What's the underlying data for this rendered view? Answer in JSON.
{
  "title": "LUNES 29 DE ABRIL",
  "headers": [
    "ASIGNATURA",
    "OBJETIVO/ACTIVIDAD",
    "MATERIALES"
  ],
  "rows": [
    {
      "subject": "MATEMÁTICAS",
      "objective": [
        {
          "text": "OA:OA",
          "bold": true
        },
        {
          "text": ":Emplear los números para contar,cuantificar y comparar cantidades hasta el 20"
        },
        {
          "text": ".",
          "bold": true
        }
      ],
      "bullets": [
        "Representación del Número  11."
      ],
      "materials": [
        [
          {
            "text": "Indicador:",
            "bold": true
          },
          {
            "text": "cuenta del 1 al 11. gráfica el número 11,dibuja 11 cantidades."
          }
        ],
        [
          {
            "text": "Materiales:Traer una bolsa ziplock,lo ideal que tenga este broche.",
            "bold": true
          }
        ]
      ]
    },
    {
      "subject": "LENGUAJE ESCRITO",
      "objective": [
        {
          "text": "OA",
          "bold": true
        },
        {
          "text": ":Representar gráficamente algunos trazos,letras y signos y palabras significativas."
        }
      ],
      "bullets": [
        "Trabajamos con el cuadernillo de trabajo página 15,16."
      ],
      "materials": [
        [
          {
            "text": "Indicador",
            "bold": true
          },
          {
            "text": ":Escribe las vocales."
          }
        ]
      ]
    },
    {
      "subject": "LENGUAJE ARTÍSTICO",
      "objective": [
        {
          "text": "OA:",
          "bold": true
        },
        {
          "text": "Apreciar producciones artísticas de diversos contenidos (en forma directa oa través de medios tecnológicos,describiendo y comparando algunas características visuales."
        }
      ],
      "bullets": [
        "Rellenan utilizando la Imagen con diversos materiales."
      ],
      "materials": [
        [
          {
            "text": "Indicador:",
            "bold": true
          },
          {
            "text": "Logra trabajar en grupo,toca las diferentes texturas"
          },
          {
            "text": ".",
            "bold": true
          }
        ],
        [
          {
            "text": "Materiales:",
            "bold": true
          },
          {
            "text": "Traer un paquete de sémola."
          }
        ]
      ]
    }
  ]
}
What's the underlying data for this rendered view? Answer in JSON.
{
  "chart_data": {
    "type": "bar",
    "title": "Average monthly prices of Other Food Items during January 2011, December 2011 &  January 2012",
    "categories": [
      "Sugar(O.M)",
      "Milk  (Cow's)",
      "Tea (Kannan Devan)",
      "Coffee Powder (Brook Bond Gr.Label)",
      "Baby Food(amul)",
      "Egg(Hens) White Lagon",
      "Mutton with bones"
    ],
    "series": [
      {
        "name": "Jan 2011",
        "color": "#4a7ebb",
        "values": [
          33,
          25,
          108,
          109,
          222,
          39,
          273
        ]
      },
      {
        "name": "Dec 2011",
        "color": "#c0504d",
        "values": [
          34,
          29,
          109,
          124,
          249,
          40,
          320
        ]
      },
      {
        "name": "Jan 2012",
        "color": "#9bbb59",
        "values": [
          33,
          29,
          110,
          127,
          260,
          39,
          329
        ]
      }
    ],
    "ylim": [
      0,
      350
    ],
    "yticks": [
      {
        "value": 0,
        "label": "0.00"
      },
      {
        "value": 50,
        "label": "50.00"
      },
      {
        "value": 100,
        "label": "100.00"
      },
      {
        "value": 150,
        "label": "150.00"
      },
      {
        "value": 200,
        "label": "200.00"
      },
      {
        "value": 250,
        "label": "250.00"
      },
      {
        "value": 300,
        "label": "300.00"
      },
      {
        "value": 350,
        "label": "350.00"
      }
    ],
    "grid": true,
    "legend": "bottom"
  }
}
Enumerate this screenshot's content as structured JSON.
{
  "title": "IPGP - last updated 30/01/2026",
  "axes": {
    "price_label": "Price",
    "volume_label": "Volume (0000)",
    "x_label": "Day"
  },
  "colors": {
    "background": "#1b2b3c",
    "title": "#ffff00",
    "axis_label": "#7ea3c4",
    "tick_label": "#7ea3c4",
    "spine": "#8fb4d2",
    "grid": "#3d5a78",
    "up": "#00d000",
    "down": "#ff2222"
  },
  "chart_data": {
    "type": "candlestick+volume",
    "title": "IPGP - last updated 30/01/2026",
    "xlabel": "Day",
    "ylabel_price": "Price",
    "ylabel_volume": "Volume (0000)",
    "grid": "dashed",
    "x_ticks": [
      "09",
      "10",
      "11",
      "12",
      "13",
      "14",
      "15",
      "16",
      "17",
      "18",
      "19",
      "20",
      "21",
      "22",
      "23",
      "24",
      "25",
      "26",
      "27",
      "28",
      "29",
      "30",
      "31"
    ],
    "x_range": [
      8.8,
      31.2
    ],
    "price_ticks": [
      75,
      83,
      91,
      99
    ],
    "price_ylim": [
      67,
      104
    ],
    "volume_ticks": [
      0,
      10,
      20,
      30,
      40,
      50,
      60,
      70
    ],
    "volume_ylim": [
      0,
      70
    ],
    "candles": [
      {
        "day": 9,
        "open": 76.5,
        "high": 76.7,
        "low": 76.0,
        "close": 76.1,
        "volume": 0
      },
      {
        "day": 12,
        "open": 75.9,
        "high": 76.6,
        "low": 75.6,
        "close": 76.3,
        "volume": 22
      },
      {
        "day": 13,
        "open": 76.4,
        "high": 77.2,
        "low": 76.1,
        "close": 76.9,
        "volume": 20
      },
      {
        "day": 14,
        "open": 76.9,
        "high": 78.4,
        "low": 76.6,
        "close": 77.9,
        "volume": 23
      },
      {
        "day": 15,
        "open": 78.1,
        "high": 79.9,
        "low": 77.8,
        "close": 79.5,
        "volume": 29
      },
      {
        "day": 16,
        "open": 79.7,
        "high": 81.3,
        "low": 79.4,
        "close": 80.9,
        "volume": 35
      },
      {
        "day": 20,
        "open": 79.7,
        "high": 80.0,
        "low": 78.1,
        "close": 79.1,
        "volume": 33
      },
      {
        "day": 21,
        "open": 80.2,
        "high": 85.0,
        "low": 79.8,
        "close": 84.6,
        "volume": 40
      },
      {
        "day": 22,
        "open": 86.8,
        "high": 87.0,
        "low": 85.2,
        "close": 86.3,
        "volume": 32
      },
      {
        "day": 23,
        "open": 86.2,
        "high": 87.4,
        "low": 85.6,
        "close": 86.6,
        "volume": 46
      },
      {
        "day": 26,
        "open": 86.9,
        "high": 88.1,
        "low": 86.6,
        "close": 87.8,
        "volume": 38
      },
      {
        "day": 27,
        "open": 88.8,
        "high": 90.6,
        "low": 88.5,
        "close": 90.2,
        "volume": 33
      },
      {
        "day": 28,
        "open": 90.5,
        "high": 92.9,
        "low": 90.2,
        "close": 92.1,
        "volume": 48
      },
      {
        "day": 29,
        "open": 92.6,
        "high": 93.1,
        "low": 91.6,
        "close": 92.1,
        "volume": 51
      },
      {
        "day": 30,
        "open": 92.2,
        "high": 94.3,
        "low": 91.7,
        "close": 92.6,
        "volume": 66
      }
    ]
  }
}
════
* **Goal**:
Leave out every line without the string "subject" and copy the rest.

* **Worked solution**:
      "subject": "MATEMÁTICAS",
      "subject": "LENGUAJE ESCRITO",
      "subject": "LENGUAJE ARTÍSTICO",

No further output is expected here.